● **Requirement**: Give the data again, word for word.

● **Stored rows**:
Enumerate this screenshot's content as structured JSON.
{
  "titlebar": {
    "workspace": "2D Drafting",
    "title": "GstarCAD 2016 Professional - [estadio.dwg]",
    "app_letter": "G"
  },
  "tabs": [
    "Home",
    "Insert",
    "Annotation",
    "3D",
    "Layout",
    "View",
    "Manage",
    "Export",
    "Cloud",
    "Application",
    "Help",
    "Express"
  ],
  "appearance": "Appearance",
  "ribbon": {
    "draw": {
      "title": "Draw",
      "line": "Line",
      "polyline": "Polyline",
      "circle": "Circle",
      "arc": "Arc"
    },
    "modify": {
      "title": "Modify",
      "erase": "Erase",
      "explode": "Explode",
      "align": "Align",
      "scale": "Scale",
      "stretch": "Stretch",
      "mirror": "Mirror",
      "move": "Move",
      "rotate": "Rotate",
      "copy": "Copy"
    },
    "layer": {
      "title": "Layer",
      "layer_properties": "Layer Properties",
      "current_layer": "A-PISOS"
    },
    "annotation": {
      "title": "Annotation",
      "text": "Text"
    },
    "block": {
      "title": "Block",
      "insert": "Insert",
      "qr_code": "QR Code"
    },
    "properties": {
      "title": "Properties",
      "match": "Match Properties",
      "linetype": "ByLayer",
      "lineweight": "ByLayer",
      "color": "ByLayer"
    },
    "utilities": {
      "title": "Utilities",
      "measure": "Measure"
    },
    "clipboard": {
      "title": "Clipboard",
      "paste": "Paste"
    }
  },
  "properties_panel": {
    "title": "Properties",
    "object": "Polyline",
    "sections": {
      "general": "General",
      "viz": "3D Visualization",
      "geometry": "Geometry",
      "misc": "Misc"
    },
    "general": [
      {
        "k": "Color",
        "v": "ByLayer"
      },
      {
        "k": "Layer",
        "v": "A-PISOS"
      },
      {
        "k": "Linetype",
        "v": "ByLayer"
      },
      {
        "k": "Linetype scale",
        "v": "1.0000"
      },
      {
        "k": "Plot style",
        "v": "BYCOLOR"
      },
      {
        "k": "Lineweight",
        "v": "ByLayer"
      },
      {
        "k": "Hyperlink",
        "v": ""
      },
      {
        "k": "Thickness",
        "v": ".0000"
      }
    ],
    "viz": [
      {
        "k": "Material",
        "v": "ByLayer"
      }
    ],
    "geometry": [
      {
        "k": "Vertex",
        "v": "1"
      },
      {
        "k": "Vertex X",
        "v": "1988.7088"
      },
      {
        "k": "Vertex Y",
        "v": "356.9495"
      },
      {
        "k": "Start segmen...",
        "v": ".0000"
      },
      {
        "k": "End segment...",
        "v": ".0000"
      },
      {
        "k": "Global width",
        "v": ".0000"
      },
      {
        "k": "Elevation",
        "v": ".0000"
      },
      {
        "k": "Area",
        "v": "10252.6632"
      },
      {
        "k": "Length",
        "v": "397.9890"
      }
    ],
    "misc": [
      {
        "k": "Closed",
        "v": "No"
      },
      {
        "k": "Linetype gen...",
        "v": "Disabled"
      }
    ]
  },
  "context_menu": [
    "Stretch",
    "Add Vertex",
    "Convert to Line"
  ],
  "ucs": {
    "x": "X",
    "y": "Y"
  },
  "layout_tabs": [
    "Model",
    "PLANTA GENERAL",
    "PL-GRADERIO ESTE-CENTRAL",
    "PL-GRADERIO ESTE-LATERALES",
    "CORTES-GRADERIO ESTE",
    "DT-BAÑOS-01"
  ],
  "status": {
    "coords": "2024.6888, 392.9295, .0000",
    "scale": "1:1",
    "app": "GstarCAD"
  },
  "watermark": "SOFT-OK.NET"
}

● **Complete output**:
Enumerate this screenshot's content as structured JSON.
{
  "titlebar": {
    "workspace": "2D Drafting",
    "title": "GstarCAD 2016 Professional - [estadio.dwg]",
    "app_letter": "G"
  },
  "tabs": [
    "Home",
    "Insert",
    "Annotation",
    "3D",
    "Layout",
    "View",
    "Manage",
    "Export",
    "Cloud",
    "Application",
    "Help",
    "Express"
  ],
  "appearance": "Appearance",
  "ribbon": {
    "draw": {
      "title": "Draw",
      "line": "Line",
      "polyline": "Polyline",
      "circle": "Circle",
      "arc": "Arc"
    },
    "modify": {
      "title": "Modify",
      "erase": "Erase",
      "explode": "Explode",
      "align": "Align",
      "scale": "Scale",
      "stretch": "Stretch",
      "mirror": "Mirror",
      "move": "Move",
      "rotate": "Rotate",
      "copy": "Copy"
    },
    "layer": {
      "title": "Layer",
      "layer_properties": "Layer Properties",
      "current_layer": "A-PISOS"
    },
    "annotation": {
      "title": "Annotation",
      "text": "Text"
    },
    "block": {
      "title": "Block",
      "insert": "Insert",
      "qr_code": "QR Code"
    },
    "properties": {
      "title": "Properties",
      "match": "Match Properties",
      "linetype": "ByLayer",
      "lineweight": "ByLayer",
      "color": "ByLayer"
    },
    "utilities": {
      "title": "Utilities",
      "measure": "Measure"
    },
    "clipboard": {
      "title": "Clipboard",
      "paste": "Paste"
    }
  },
  "properties_panel": {
    "title": "Properties",
    "object": "Polyline",
    "sections": {
      "general": "General",
      "viz": "3D Visualization",
      "geometry": "Geometry",
      "misc": "Misc"
    },
    "general": [
      {
        "k": "Color",
        "v": "ByLayer"
      },
      {
        "k": "Layer",
        "v": "A-PISOS"
      },
      {
        "k": "Linetype",
        "v": "ByLayer"
      },
      {
        "k": "Linetype scale",
        "v": "1.0000"
      },
      {
        "k": "Plot style",
        "v": "BYCOLOR"
      },
      {
        "k": "Lineweight",
        "v": "ByLayer"
      },
      {
        "k": "Hyperlink",
        "v": ""
      },
      {
        "k": "Thickness",
        "v": ".0000"
      }
    ],
    "viz": [
      {
        "k": "Material",
        "v": "ByLayer"
      }
    ],
    "geometry": [
      {
        "k": "Vertex",
        "v": "1"
      },
      {
        "k": "Vertex X",
        "v": "1988.7088"
      },
      {
        "k": "Vertex Y",
        "v": "356.9495"
      },
      {
        "k": "Start segmen...",
        "v": ".0000"
      },
      {
        "k": "End segment...",
        "v": ".0000"
      },
      {
        "k": "Global width",
        "v": ".0000"
      },
      {
        "k": "Elevation",
        "v": ".0000"
      },
      {
        "k": "Area",
        "v": "10252.6632"
      },
      {
        "k": "Length",
        "v": "397.9890"
      }
    ],
    "misc": [
      {
        "k": "Closed",
        "v": "No"
      },
      {
        "k": "Linetype gen...",
        "v": "Disabled"
      }
    ]
  },
  "context_menu": [
    "Stretch",
    "Add Vertex",
    "Convert to Line"
  ],
  "ucs": {
    "x": "X",
    "y": "Y"
  },
  "layout_tabs": [
    "Model",
    "PLANTA GENERAL",
    "PL-GRADERIO ESTE-CENTRAL",
    "PL-GRADERIO ESTE-LATERALES",
    "CORTES-GRADERIO ESTE",
    "DT-BAÑOS-01"
  ],
  "status": {
    "coords": "2024.6888, 392.9295, .0000",
    "scale": "1:1",
    "app": "GstarCAD"
  },
  "watermark": "SOFT-OK.NET"
}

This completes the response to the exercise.